DOCUMENT EXTRACT:
○ ○ ○ ○ ○ ○ ○

However, we may find that the tweets with 0 retweets affect the data. Let's look at tweets with at least one retweet

In [None]:
pos_sents_filtered = pos_sents.loc[(pos_sents['retweet_count']<1000) & (pos_sents['retweet_count'])>0]
neg_sents_filtered = neg_sents.loc[(neg_sents['retweet_count']<1000) & (neg_sents['retweet_count']>0)]

In [None]:
print("The average number of retweets for positive tweets is {:.2f}".format(pos_sents_filtered.retweet_count.mean()))
print("The average number of retweets for negative tweets is {:.2f}".format(neg_sents_filtered.retweet_count.mean()))

In [None]:
stats.ttest_ind(pos_sents_filtered.retweet_count, neg_sents_filtered.retweet_count)

In [None]:
stats.mannwhitneyu(pos_sents_filtered.retweet_count, neg_sents_filtered.retweet_count)

In [None]:
plt.figure(figsize=(8,6))

plt.hist([pos_sents_filtered.retweet_count, neg_sents_filtered.retweet_count], bins=50, label=['Positive Sentiment', 'Negative Sentiment'])
plt.legend(loc = 'upper right')
plt.title('Retweet count for positive and negative sentiment tweets')
plt.xlabel('Retweet Count')
plt.ylabel('Number of Tweets')
plt.yscale('log')
plt.xlim([0, 1000])
plt.show()

In [None]:
pos_same_size = pos_sents_filtered.sample(len(neg_sents_filtered))

In [None]:
plt.figure(figsize=(8,6))

plt.hist([pos_same_size.retweet_count, neg_sents_filtered.retweet_count], bins=50, label=['Positive Sentiment', 'Negative Sentiment'])
plt.legend(loc = 'upper right')
plt.title('Retweet count for positive and negative sentiment tweets')
plt.xlabel('Retweet Count')
plt.ylabel('Number of Tweets')
plt.yscale('log')
plt.xlim([0, 1000])
plt.show()

## Results with the raw tweets

In [None]:
#Initializing the Rule-based sentiment analyzer 
analyzer = SentimentIntensityAnalyzer()

○ ○ ○ ○ ○ ○ ○

(Document structure recognition data)
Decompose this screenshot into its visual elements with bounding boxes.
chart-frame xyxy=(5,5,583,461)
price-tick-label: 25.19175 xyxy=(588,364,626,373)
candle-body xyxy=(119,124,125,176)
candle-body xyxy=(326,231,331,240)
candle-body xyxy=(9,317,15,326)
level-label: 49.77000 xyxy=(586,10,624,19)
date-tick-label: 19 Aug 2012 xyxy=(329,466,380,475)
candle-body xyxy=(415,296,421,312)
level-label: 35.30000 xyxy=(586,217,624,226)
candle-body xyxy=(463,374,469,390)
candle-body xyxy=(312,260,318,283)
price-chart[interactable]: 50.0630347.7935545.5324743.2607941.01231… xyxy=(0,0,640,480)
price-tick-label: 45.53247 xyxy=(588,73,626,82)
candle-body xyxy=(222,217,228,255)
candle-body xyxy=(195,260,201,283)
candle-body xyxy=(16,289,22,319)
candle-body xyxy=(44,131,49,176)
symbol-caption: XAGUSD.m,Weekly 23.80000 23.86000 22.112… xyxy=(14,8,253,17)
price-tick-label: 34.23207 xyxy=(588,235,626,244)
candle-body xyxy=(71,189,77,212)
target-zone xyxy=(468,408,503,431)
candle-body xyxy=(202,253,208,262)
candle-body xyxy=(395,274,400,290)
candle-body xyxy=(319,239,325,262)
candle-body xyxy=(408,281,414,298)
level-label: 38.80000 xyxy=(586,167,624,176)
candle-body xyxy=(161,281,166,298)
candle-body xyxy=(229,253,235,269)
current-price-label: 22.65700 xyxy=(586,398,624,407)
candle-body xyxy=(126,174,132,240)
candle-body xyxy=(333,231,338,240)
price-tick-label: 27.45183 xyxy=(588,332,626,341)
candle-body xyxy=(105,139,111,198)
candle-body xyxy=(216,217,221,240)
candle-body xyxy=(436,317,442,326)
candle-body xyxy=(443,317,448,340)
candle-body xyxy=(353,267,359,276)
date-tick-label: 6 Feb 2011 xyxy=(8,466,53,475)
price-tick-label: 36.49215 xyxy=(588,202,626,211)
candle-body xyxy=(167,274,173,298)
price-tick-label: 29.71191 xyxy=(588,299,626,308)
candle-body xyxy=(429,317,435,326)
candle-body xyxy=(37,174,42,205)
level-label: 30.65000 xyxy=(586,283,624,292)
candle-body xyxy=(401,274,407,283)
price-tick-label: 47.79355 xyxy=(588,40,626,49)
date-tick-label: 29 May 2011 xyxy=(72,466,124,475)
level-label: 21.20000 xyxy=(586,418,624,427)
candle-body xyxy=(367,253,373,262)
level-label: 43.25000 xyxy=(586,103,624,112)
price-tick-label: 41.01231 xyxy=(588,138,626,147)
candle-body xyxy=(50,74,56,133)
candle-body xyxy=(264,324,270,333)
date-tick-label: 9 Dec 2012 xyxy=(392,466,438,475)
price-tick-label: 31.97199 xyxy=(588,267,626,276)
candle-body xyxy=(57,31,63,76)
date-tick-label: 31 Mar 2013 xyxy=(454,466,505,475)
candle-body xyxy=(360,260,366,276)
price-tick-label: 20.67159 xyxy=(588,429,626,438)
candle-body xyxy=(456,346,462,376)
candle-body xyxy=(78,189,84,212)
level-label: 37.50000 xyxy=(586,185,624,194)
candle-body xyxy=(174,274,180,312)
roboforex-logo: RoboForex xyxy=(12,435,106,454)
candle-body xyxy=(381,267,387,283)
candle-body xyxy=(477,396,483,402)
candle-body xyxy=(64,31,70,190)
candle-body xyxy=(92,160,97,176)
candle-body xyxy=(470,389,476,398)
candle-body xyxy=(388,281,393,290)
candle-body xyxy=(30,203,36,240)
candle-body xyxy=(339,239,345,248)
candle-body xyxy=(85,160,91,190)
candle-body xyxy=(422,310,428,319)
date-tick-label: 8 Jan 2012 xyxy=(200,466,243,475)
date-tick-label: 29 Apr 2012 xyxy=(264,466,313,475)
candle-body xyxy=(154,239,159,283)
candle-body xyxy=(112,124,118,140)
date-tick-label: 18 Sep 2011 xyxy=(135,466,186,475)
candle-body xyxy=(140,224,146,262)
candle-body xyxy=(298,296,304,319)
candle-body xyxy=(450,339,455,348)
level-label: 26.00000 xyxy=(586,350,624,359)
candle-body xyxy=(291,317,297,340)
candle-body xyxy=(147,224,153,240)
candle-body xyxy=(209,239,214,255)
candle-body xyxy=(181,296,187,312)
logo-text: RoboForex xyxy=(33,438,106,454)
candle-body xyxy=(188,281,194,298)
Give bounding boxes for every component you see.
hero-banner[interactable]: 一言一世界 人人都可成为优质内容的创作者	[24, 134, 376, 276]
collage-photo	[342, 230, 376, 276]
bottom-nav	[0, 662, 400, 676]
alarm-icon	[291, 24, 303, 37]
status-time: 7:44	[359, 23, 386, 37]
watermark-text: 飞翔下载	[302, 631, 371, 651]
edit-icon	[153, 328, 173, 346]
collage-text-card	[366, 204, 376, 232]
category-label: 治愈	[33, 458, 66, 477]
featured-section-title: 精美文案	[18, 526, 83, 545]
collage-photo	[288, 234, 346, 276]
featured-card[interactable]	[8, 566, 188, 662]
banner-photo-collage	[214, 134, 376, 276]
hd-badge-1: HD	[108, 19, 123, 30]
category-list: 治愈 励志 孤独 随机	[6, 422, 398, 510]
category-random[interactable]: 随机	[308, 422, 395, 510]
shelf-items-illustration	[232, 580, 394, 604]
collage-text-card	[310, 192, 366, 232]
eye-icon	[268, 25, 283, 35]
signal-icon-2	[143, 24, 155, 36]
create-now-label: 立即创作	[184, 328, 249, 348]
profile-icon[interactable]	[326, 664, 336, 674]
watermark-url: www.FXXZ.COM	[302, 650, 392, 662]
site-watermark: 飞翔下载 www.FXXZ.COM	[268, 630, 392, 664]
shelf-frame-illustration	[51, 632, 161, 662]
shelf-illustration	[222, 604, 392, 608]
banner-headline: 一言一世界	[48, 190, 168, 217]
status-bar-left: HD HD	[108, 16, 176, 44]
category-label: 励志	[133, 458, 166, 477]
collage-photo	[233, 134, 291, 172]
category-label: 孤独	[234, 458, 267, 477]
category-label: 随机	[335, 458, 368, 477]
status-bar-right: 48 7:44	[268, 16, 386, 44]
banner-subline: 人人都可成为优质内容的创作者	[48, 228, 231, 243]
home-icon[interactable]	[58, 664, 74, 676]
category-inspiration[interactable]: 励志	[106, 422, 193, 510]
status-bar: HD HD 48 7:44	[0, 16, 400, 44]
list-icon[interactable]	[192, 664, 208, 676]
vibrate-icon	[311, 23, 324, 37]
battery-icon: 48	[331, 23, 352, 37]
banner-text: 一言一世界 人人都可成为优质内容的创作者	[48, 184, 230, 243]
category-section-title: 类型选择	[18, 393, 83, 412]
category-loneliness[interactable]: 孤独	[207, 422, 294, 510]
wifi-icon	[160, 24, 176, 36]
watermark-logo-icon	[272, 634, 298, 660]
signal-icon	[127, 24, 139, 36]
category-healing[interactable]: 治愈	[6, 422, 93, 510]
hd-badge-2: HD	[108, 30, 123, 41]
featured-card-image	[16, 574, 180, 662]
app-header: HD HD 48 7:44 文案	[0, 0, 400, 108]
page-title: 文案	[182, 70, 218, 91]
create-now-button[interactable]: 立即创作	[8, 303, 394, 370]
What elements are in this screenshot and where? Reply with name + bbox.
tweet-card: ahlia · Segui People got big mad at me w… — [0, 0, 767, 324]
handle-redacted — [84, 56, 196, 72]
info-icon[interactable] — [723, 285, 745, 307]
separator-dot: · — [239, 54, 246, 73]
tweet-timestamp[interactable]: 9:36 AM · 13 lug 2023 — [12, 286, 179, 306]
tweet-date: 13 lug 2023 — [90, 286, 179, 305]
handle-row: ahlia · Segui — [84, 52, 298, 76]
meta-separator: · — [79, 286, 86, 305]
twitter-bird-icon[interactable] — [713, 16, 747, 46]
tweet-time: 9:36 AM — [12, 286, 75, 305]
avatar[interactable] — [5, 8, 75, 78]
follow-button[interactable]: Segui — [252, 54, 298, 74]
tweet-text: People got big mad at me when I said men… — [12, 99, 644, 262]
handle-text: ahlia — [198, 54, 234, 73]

○ ○ ○ ○ ○ ○ ○

For each statement, answer yes or no on whether the notebook excerpt supports it, and quote the words from the notebook excerpt that settle it. (a) The histograms put the y-axis on a logarithmic scale. (b) The histograms divide the retweet counts into 100 bins. (c) The positive tweets are sampled down to the number of filtered negative tweets. These records come from a separate source.

COMPLETED EXERCISE:
(a) Yes: "plt.yscale('log')"
(b) No: "bins=50"
(c) Yes: "pos_same_size = pos_sents_filtered.sample(len(neg_sents_filtered))"